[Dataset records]
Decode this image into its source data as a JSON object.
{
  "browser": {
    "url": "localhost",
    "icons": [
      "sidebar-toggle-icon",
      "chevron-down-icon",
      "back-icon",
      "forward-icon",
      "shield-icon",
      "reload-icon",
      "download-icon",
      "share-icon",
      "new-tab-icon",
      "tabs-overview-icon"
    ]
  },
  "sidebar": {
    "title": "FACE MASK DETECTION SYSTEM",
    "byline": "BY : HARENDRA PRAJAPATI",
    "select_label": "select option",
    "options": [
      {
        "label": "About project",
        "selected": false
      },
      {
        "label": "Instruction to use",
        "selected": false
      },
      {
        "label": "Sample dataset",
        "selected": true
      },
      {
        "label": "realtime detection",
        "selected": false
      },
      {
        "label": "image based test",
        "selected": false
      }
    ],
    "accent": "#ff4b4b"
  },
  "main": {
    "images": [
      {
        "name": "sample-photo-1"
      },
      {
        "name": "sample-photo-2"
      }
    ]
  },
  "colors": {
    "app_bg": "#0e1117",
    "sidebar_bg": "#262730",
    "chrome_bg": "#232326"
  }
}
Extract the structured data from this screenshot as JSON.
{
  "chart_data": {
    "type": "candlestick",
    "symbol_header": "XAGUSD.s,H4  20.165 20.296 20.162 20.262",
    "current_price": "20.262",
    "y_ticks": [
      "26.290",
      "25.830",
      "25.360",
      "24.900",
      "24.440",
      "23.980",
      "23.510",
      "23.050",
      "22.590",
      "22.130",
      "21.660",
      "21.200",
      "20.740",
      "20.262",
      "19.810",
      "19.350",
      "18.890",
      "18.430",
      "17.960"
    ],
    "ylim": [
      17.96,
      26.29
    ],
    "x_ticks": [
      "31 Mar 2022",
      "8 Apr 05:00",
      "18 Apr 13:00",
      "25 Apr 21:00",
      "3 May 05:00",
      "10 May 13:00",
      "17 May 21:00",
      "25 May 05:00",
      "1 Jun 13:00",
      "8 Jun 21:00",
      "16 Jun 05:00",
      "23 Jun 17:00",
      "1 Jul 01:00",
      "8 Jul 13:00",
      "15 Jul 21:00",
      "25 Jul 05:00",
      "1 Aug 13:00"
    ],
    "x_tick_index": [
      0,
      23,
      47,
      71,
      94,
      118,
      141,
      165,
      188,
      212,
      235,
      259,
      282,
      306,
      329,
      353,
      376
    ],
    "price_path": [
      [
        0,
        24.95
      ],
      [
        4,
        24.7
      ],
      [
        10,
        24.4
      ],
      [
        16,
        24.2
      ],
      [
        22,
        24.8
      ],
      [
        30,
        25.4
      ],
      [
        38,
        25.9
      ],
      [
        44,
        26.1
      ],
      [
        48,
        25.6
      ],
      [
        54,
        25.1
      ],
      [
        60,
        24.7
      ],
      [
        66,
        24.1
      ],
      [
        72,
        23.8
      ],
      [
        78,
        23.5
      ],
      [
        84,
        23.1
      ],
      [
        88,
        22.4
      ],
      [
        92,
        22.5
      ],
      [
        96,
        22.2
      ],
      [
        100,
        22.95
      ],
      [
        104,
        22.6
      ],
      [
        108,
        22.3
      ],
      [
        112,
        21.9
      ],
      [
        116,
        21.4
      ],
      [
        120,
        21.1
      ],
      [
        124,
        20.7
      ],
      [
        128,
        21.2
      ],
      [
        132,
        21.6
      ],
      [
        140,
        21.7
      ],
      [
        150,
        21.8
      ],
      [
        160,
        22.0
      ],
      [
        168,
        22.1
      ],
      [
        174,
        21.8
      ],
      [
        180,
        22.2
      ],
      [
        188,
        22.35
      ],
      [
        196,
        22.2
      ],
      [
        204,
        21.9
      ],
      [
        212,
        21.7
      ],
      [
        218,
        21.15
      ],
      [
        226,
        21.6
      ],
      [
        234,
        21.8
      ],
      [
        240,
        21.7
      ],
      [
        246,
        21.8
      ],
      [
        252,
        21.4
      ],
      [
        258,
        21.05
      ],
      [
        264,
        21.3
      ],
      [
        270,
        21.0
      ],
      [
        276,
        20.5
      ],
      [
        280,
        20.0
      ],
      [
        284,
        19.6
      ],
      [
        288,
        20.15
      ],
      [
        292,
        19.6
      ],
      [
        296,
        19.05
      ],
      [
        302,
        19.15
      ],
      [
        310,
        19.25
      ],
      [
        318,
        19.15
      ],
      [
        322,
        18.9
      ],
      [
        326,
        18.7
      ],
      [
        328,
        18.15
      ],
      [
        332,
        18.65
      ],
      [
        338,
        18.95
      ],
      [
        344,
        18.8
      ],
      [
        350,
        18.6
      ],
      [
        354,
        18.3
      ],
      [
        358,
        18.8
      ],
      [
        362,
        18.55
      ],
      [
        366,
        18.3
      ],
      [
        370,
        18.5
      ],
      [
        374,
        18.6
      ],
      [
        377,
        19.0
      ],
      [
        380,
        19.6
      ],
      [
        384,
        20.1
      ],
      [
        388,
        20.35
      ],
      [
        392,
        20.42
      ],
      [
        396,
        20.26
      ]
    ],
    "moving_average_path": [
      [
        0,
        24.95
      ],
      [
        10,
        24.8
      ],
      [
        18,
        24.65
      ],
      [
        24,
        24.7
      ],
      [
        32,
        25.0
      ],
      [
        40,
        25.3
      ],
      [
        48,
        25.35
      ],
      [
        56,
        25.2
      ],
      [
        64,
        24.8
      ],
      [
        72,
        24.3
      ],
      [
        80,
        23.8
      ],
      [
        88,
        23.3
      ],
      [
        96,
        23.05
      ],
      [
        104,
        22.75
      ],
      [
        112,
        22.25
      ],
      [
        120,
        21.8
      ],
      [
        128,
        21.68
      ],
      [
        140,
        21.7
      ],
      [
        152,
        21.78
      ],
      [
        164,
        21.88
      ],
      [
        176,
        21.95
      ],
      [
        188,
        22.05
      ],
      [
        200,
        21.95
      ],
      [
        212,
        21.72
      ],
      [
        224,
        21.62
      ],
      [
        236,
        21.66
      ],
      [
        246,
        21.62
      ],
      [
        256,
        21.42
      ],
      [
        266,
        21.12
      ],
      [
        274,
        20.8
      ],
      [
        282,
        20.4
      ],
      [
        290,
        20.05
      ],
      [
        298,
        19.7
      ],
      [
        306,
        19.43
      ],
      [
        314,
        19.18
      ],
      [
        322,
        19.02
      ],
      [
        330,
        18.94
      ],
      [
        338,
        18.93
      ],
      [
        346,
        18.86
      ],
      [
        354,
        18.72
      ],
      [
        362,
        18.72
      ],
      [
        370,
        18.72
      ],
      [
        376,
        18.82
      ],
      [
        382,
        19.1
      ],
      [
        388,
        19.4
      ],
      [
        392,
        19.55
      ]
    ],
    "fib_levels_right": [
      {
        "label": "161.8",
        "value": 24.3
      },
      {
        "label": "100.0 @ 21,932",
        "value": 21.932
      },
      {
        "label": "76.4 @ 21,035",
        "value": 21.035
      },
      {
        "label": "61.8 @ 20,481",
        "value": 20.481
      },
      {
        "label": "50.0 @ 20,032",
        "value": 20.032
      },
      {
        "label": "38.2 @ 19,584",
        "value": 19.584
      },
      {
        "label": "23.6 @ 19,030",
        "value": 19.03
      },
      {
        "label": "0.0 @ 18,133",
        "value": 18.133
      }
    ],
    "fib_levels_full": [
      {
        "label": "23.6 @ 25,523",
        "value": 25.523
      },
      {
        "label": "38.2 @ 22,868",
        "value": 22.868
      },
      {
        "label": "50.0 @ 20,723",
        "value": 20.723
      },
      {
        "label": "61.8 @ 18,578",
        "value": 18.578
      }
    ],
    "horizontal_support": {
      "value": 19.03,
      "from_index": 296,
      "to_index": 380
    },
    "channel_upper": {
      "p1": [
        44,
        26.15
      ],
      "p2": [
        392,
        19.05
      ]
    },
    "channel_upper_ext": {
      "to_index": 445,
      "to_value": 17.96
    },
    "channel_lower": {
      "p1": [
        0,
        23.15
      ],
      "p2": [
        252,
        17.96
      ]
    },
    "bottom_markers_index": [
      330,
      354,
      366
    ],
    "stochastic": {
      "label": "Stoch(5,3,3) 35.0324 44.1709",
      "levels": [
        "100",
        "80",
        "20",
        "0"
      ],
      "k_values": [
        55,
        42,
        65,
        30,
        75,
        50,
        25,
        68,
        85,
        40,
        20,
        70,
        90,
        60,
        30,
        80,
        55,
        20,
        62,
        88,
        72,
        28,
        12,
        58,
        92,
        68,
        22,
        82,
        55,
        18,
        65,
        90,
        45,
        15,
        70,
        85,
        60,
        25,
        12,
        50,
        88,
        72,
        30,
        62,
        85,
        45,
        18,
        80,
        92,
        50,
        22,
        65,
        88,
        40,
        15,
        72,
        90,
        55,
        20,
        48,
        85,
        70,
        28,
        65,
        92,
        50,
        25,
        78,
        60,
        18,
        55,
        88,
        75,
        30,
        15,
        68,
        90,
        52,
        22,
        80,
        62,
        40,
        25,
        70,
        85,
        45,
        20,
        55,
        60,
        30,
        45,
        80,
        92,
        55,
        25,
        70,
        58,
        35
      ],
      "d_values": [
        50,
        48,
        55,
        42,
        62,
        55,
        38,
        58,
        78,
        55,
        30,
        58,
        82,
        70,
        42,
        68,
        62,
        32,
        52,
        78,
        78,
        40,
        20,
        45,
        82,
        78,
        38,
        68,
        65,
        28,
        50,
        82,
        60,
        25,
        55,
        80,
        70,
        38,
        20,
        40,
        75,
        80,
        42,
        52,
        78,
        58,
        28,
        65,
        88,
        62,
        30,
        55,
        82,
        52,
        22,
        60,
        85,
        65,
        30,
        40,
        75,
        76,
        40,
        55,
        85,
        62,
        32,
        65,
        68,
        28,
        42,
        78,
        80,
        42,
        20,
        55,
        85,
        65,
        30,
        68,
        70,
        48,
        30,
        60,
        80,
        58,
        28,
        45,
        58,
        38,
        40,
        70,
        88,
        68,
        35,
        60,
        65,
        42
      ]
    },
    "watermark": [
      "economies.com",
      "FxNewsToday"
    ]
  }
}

> **The exercise**:
Pick out every line holding the string "photo" and return it.

> **The solution**:
        "name": "sample-photo-1"
        "name": "sample-photo-2"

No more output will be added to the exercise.